Problem to work on ▸
Reproduce the listing below verbatim.

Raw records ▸
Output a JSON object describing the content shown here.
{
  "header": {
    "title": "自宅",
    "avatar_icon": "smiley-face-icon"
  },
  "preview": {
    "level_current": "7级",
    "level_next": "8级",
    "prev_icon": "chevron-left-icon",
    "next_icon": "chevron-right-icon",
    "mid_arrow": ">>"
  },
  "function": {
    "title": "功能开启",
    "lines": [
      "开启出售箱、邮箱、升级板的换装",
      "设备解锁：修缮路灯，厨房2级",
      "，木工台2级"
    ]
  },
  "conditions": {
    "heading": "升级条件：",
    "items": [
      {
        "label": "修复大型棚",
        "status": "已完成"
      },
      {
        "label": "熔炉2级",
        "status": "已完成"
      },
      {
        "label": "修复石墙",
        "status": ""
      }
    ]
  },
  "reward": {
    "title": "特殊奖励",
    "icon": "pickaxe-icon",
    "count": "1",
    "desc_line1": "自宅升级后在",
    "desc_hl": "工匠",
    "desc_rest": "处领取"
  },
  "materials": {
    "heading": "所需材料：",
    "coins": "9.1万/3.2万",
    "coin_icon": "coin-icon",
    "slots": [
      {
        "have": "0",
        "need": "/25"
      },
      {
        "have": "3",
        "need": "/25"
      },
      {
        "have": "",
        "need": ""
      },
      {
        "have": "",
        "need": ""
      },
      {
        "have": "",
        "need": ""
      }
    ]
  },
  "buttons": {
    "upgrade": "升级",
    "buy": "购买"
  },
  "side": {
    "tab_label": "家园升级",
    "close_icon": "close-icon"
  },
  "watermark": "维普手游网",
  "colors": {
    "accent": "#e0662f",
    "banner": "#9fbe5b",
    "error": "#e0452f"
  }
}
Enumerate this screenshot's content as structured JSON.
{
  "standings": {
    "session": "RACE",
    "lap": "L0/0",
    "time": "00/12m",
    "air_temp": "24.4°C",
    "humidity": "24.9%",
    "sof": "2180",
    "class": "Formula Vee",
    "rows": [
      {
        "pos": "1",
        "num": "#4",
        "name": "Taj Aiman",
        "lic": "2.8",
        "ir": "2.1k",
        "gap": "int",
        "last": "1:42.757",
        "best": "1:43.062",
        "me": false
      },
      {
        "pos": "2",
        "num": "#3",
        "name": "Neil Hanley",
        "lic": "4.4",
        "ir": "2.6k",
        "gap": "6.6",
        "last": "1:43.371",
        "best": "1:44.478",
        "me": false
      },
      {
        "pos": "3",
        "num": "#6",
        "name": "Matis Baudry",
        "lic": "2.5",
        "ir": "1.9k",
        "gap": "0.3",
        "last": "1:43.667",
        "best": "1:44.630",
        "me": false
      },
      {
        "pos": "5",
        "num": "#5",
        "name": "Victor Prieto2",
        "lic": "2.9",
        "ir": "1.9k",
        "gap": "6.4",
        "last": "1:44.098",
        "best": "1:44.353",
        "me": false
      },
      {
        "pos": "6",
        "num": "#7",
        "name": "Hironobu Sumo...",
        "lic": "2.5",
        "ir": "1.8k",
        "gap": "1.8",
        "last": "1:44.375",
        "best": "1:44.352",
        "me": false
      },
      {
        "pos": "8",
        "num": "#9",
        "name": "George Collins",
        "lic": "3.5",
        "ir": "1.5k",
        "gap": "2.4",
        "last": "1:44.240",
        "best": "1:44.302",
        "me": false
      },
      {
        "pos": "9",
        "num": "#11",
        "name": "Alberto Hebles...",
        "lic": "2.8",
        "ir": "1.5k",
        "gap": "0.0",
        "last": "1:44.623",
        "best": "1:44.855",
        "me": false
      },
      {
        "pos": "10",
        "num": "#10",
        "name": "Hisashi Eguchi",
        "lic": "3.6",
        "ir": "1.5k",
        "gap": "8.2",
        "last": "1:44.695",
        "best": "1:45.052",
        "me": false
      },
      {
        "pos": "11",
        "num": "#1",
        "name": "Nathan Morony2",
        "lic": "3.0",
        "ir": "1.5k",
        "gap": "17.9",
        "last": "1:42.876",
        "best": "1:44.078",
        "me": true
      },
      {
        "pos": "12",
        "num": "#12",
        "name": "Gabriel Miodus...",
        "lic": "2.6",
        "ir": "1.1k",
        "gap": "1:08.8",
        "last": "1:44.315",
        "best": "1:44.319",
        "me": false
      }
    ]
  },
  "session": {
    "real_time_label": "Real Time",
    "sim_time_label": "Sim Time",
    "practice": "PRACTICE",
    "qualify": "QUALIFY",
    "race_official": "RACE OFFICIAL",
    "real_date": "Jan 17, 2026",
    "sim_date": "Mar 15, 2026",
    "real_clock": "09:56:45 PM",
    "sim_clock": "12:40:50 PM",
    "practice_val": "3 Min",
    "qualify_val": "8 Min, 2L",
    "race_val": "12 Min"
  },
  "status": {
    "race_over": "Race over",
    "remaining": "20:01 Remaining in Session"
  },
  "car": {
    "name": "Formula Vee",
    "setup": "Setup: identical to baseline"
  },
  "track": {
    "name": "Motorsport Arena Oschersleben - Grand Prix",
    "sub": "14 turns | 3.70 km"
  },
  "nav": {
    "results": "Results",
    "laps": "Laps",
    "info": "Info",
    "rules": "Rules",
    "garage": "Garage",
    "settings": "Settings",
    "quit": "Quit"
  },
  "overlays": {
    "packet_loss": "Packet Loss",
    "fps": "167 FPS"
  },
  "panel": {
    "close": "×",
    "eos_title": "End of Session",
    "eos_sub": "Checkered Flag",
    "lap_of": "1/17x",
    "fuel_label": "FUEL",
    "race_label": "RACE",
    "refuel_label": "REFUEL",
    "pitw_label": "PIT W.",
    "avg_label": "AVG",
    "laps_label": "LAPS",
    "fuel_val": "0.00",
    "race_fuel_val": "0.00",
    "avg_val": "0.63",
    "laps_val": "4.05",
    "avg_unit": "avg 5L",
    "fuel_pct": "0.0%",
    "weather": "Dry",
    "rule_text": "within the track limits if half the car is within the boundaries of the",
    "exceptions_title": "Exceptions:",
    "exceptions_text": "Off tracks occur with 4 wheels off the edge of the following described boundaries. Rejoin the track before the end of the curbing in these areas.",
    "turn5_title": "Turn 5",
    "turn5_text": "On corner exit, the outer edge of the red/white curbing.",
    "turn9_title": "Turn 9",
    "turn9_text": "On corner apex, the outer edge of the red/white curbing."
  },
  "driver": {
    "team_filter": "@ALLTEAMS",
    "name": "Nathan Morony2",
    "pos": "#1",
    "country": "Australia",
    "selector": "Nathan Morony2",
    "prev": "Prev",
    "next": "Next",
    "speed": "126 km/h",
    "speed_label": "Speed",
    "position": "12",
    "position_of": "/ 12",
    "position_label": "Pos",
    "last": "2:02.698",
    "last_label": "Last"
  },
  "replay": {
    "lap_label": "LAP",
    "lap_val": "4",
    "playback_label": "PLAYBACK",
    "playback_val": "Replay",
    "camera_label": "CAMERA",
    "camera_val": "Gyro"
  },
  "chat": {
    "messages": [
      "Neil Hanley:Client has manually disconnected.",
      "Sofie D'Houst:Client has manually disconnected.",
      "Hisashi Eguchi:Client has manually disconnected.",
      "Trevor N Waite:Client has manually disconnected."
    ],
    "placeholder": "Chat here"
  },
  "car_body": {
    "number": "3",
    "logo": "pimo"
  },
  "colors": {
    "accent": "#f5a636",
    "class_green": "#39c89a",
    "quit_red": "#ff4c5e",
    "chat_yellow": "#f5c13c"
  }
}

Result of the task ▸
Output a JSON object describing the content shown here.
{
  "header": {
    "title": "自宅",
    "avatar_icon": "smiley-face-icon"
  },
  "preview": {
    "level_current": "7级",
    "level_next": "8级",
    "prev_icon": "chevron-left-icon",
    "next_icon": "chevron-right-icon",
    "mid_arrow": ">>"
  },
  "function": {
    "title": "功能开启",
    "lines": [
      "开启出售箱、邮箱、升级板的换装",
      "设备解锁：修缮路灯，厨房2级",
      "，木工台2级"
    ]
  },
  "conditions": {
    "heading": "升级条件：",
    "items": [
      {
        "label": "修复大型棚",
        "status": "已完成"
      },
      {
        "label": "熔炉2级",
        "status": "已完成"
      },
      {
        "label": "修复石墙",
        "status": ""
      }
    ]
  },
  "reward": {
    "title": "特殊奖励",
    "icon": "pickaxe-icon",
    "count": "1",
    "desc_line1": "自宅升级后在",
    "desc_hl": "工匠",
    "desc_rest": "处领取"
  },
  "materials": {
    "heading": "所需材料：",
    "coins": "9.1万/3.2万",
    "coin_icon": "coin-icon",
    "slots": [
      {
        "have": "0",
        "need": "/25"
      },
      {
        "have": "3",
        "need": "/25"
      },
      {
        "have": "",
        "need": ""
      },
      {
        "have": "",
        "need": ""
      },
      {
        "have": "",
        "need": ""
      }
    ]
  },
  "buttons": {
    "upgrade": "升级",
    "buy": "购买"
  },
  "side": {
    "tab_label": "家园升级",
    "close_icon": "close-icon"
  },
  "watermark": "维普手游网",
  "colors": {
    "accent": "#e0662f",
    "banner": "#9fbe5b",
    "error": "#e0452f"
  }
}
Enumerate this screenshot's content as structured JSON.
{
  "standings": {
    "session": "RACE",
    "lap": "L0/0",
    "time": "00/12m",
    "air_temp": "24.4°C",
    "humidity": "24.9%",
    "sof": "2180",
    "class": "Formula Vee",
    "rows": [
      {
        "pos": "1",
        "num": "#4",
        "name": "Taj Aiman",
        "lic": "2.8",
        "ir": "2.1k",
        "gap": "int",
        "last": "1:42.757",
        "best": "1:43.062",
        "me": false
      },
      {
        "pos": "2",
        "num": "#3",
        "name": "Neil Hanley",
        "lic": "4.4",
        "ir": "2.6k",
        "gap": "6.6",
        "last": "1:43.371",
        "best": "1:44.478",
        "me": false
      },
      {
        "pos": "3",
        "num": "#6",
        "name": "Matis Baudry",
        "lic": "2.5",
        "ir": "1.9k",
        "gap": "0.3",
        "last": "1:43.667",
        "best": "1:44.630",
        "me": false
      },
      {
        "pos": "5",
        "num": "#5",
        "name": "Victor Prieto2",
        "lic": "2.9",
        "ir": "1.9k",
        "gap": "6.4",
        "last": "1:44.098",
        "best": "1:44.353",
        "me": false
      },
      {
        "pos": "6",
        "num": "#7",
        "name": "Hironobu Sumo...",
        "lic": "2.5",
        "ir": "1.8k",
        "gap": "1.8",
        "last": "1:44.375",
        "best": "1:44.352",
        "me": false
      },
      {
        "pos": "8",
        "num": "#9",
        "name": "George Collins",
        "lic": "3.5",
        "ir": "1.5k",
        "gap": "2.4",
        "last": "1:44.240",
        "best": "1:44.302",
        "me": false
      },
      {
        "pos": "9",
        "num": "#11",
        "name": "Alberto Hebles...",
        "lic": "2.8",
        "ir": "1.5k",
        "gap": "0.0",
        "last": "1:44.623",
        "best": "1:44.855",
        "me": false
      },
      {
        "pos": "10",
        "num": "#10",
        "name": "Hisashi Eguchi",
        "lic": "3.6",
        "ir": "1.5k",
        "gap": "8.2",
        "last": "1:44.695",
        "best": "1:45.052",
        "me": false
      },
      {
        "pos": "11",
        "num": "#1",
        "name": "Nathan Morony2",
        "lic": "3.0",
        "ir": "1.5k",
        "gap": "17.9",
        "last": "1:42.876",
        "best": "1:44.078",
        "me": true
      },
      {
        "pos": "12",
        "num": "#12",
        "name": "Gabriel Miodus...",
        "lic": "2.6",
        "ir": "1.1k",
        "gap": "1:08.8",
        "last": "1:44.315",
        "best": "1:44.319",
        "me": false
      }
    ]
  },
  "session": {
    "real_time_label": "Real Time",
    "sim_time_label": "Sim Time",
    "practice": "PRACTICE",
    "qualify": "QUALIFY",
    "race_official": "RACE OFFICIAL",
    "real_date": "Jan 17, 2026",
    "sim_date": "Mar 15, 2026",
    "real_clock": "09:56:45 PM",
    "sim_clock": "12:40:50 PM",
    "practice_val": "3 Min",
    "qualify_val": "8 Min, 2L",
    "race_val": "12 Min"
  },
  "status": {
    "race_over": "Race over",
    "remaining": "20:01 Remaining in Session"
  },
  "car": {
    "name": "Formula Vee",
    "setup": "Setup: identical to baseline"
  },
  "track": {
    "name": "Motorsport Arena Oschersleben - Grand Prix",
    "sub": "14 turns | 3.70 km"
  },
  "nav": {
    "results": "Results",
    "laps": "Laps",
    "info": "Info",
    "rules": "Rules",
    "garage": "Garage",
    "settings": "Settings",
    "quit": "Quit"
  },
  "overlays": {
    "packet_loss": "Packet Loss",
    "fps": "167 FPS"
  },
  "panel": {
    "close": "×",
    "eos_title": "End of Session",
    "eos_sub": "Checkered Flag",
    "lap_of": "1/17x",
    "fuel_label": "FUEL",
    "race_label": "RACE",
    "refuel_label": "REFUEL",
    "pitw_label": "PIT W.",
    "avg_label": "AVG",
    "laps_label": "LAPS",
    "fuel_val": "0.00",
    "race_fuel_val": "0.00",
    "avg_val": "0.63",
    "laps_val": "4.05",
    "avg_unit": "avg 5L",
    "fuel_pct": "0.0%",
    "weather": "Dry",
    "rule_text": "within the track limits if half the car is within the boundaries of the",
    "exceptions_title": "Exceptions:",
    "exceptions_text": "Off tracks occur with 4 wheels off the edge of the following described boundaries. Rejoin the track before the end of the curbing in these areas.",
    "turn5_title": "Turn 5",
    "turn5_text": "On corner exit, the outer edge of the red/white curbing.",
    "turn9_title": "Turn 9",
    "turn9_text": "On corner apex, the outer edge of the red/white curbing."
  },
  "driver": {
    "team_filter": "@ALLTEAMS",
    "name": "Nathan Morony2",
    "pos": "#1",
    "country": "Australia",
    "selector": "Nathan Morony2",
    "prev": "Prev",
    "next": "Next",
    "speed": "126 km/h",
    "speed_label": "Speed",
    "position": "12",
    "position_of": "/ 12",
    "position_label": "Pos",
    "last": "2:02.698",
    "last_label": "Last"
  },
  "replay": {
    "lap_label": "LAP",
    "lap_val": "4",
    "playback_label": "PLAYBACK",
    "playback_val": "Replay",
    "camera_label": "CAMERA",
    "camera_val": "Gyro"
  },
  "chat": {
    "messages": [
      "Neil Hanley:Client has manually disconnected.",
      "Sofie D'Houst:Client has manually disconnected.",
      "Hisashi Eguchi:Client has manually disconnected.",
      "Trevor N Waite:Client has manually disconnected."
    ],
    "placeholder": "Chat here"
  },
  "car_body": {
    "number": "3",
    "logo": "pimo"
  },
  "colors": {
    "accent": "#f5a636",
    "class_green": "#39c89a",
    "quit_red": "#ff4c5e",
    "chat_yellow": "#f5c13c"
  }
}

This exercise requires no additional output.